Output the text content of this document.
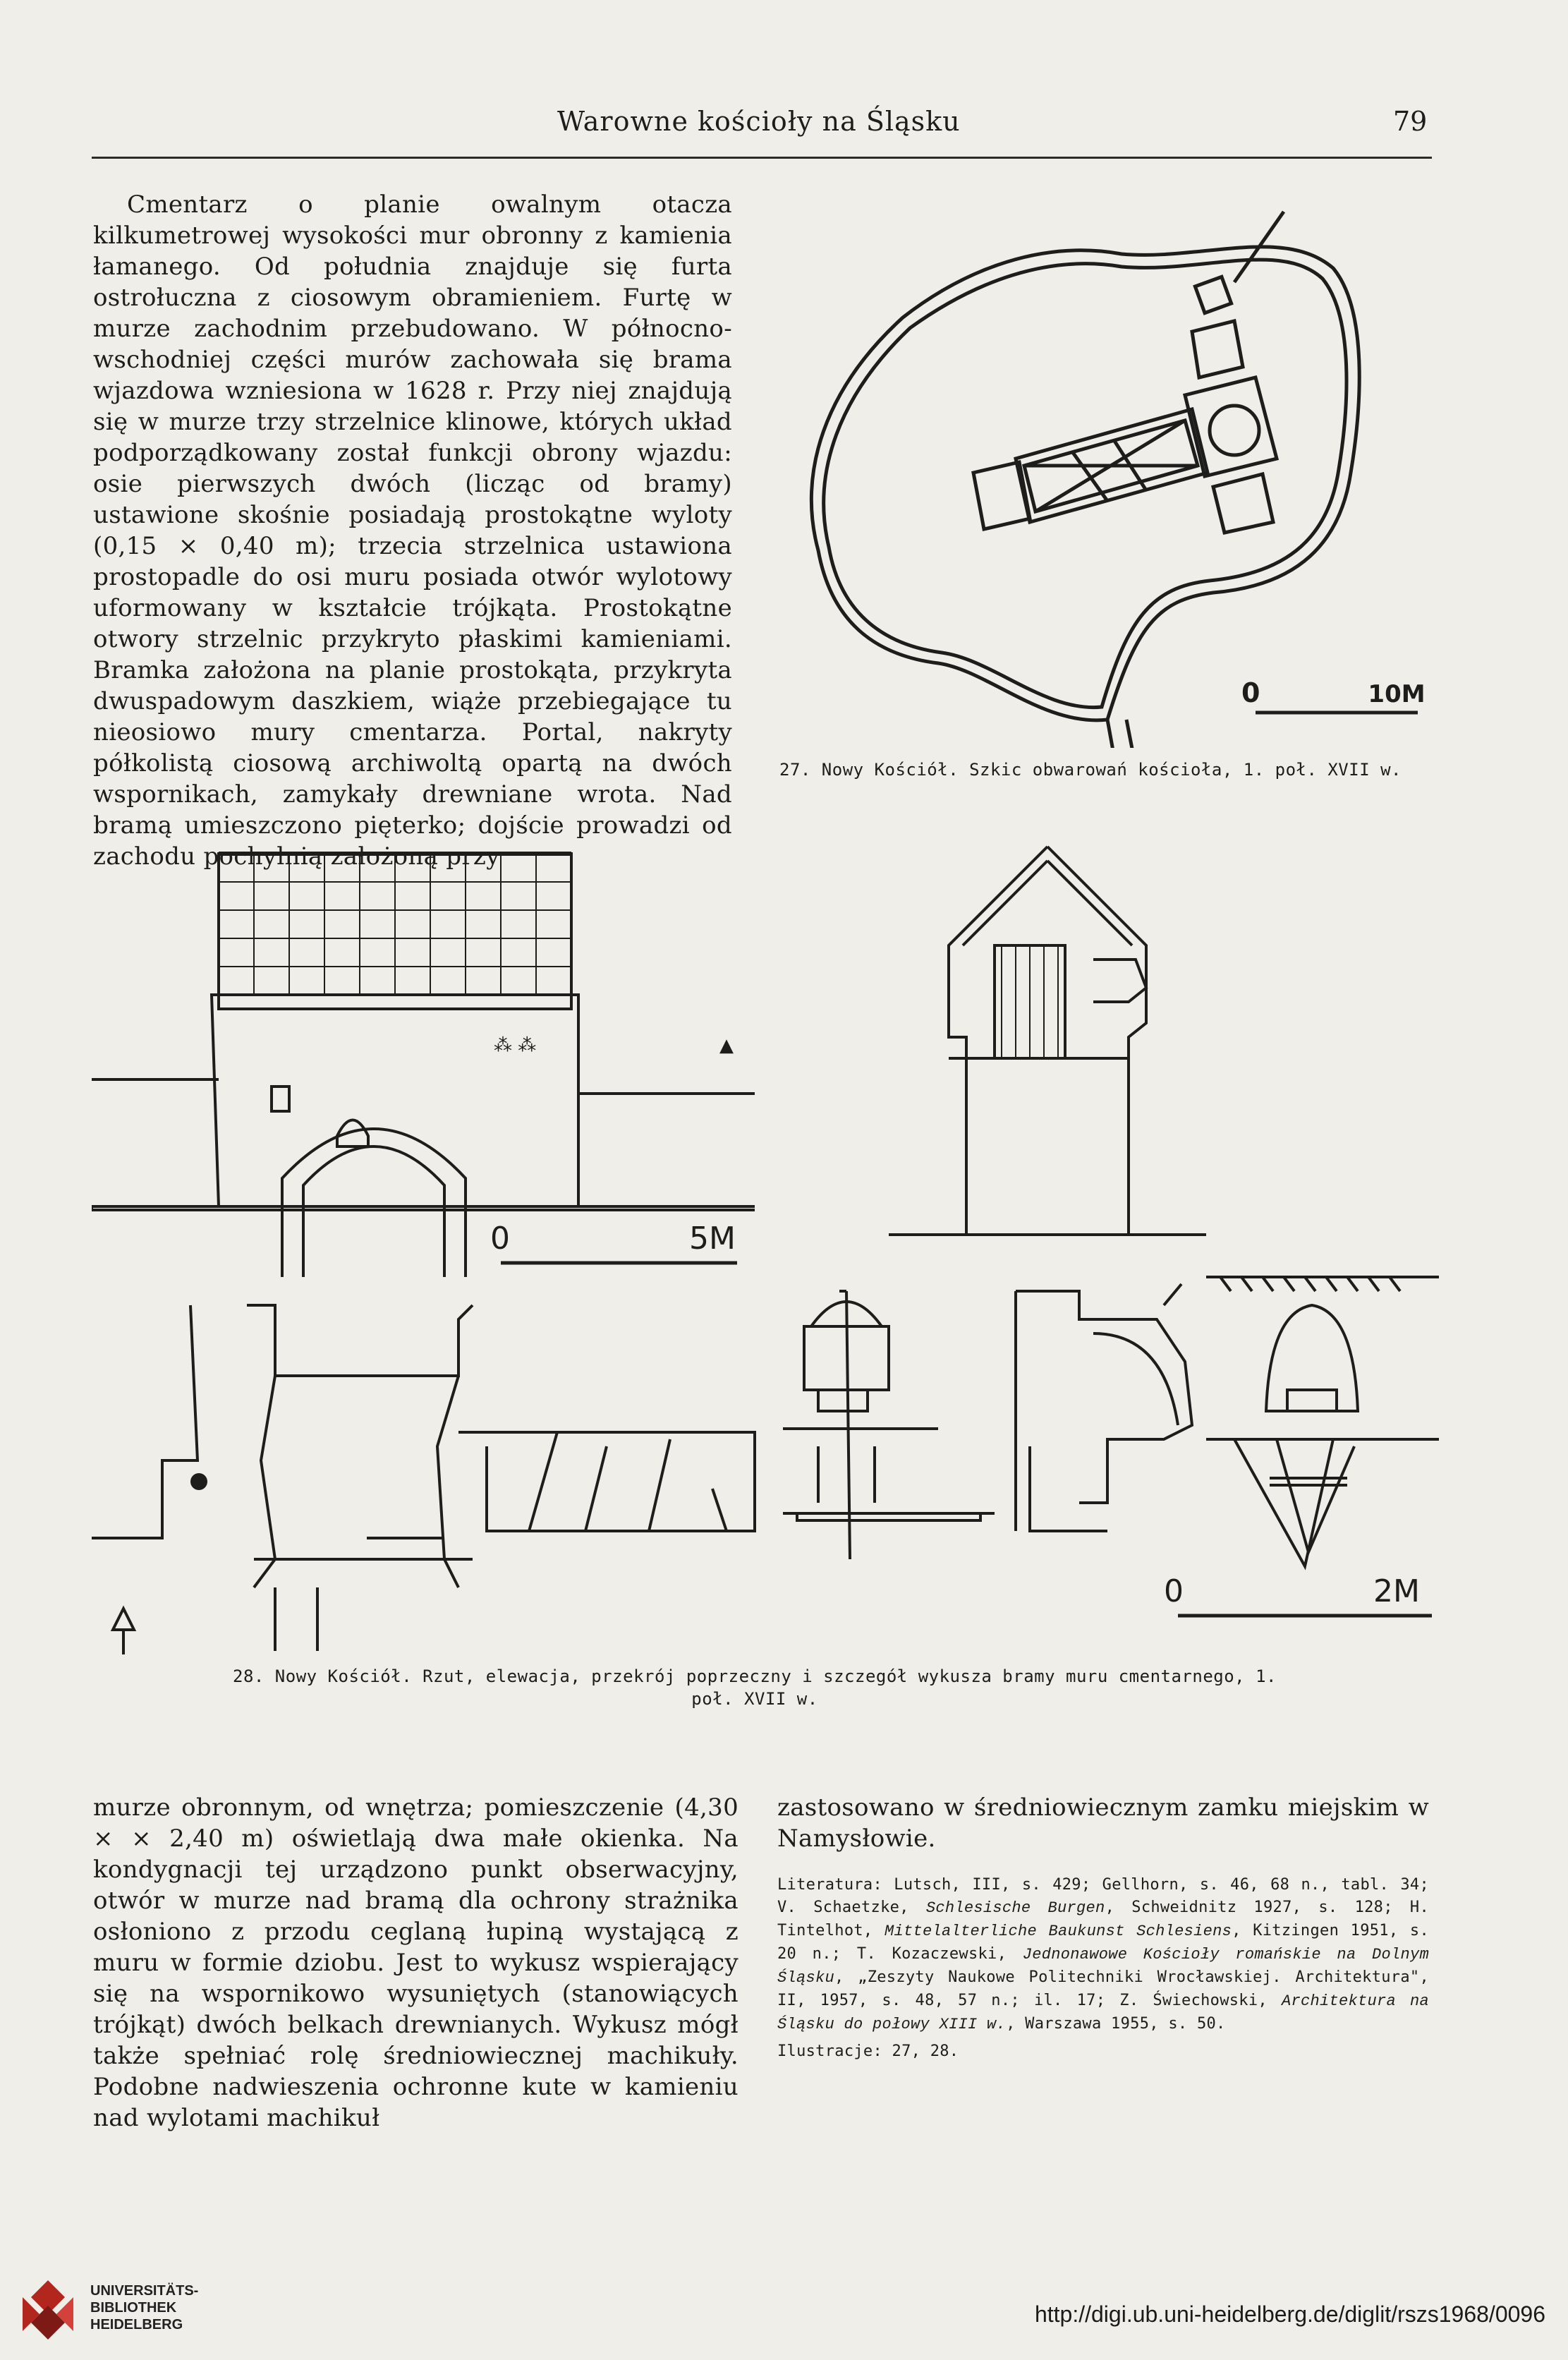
Warowne kościoły na Śląsku	79

Cmentarz o planie owalnym otacza kilkumetrowej wysokości mur obronny z kamienia łamanego. Od południa znajduje się furta ostrołuczna z ciosowym obramieniem. Furtę w murze zachodnim przebudowano. W północno-wschodniej części murów zachowała się brama wjazdowa wzniesiona w 1628 r. Przy niej znajdują się w murze trzy strzelnice klinowe, których układ podporządkowany został funkcji obrony wjazdu: osie pierwszych dwóch (licząc od bramy) ustawione skośnie posiadają prostokątne wyloty (0,15 × 0,40 m); trzecia strzelnica ustawiona prostopadle do osi muru posiada otwór wylotowy uformowany w kształcie trójkąta. Prostokątne otwory strzelnic przykryto płaskimi kamieniami. Bramka założona na planie prostokąta, przykryta dwuspadowym daszkiem, wiąże przebiegające tu nieosiowo mury cmentarza. Portal, nakryty półkolistą ciosową archiwoltą opartą na dwóch wspornikach, zamykały drewniane wrota. Nad bramą umieszczono pięterko; dojście prowadzi od zachodu pochylnią założoną przy

0	10M
27. Nowy Kościół. Szkic obwarowań kościoła, 1. poł. XVII w.
⁂ ⁂	▲
0	5M
0	2M
28. Nowy Kościół. Rzut, elewacja, przekrój poprzeczny i szczegół wykusza bramy muru cmentarnego, 1. poł. XVII w.

murze obronnym, od wnętrza; pomieszczenie (4,30 × × 2,40 m) oświetlają dwa małe okienka. Na kondygnacji tej urządzono punkt obserwacyjny, otwór w murze nad bramą dla ochrony strażnika osłoniono z przodu ceglaną łupiną wystającą z muru w formie dziobu. Jest to wykusz wspierający się na wspornikowo wysuniętych (stanowiących trójkąt) dwóch belkach drewnianych. Wykusz mógł także spełniać rolę średniowiecznej machikuły. Podobne nadwieszenia ochronne kute w kamieniu nad wylotami machikuł

zastosowano w średniowiecznym zamku miejskim w Namysłowie.

Literatura: Lutsch, III, s. 429; Gellhorn, s. 46, 68 n., tabl. 34; V. Schaetzke, Schlesische Burgen, Schweidnitz 1927, s. 128; H. Tintelhot, Mittelalterliche Baukunst Schlesiens, Kitzingen 1951, s. 20 n.; T. Kozaczewski, Jednonawowe Kościoły romańskie na Dolnym Śląsku, „Zeszyty Naukowe Politechniki Wrocławskiej. Architektura", II, 1957, s. 48, 57 n.; il. 17; Z. Świechowski, Architektura na Śląsku do połowy XIII w., Warszawa 1955, s. 50.
Ilustracje: 27, 28.
UNIVERSITÄTS-
BIBLIOTHEK
HEIDELBERG	http://digi.ub.uni-heidelberg.de/diglit/rszs1968/0096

### TASK REQUIREMENTS
Look through the entries above; copy every line holding the string "XVII".

### RESPONSE TO THE EXERCISE
27. Nowy Kościół. Szkic obwarowań kościoła, 1. poł. XVII w.
28. Nowy Kościół. Rzut, elewacja, przekrój poprzeczny i szczegół wykusza bramy muru cmentarnego, 1. poł. XVII w.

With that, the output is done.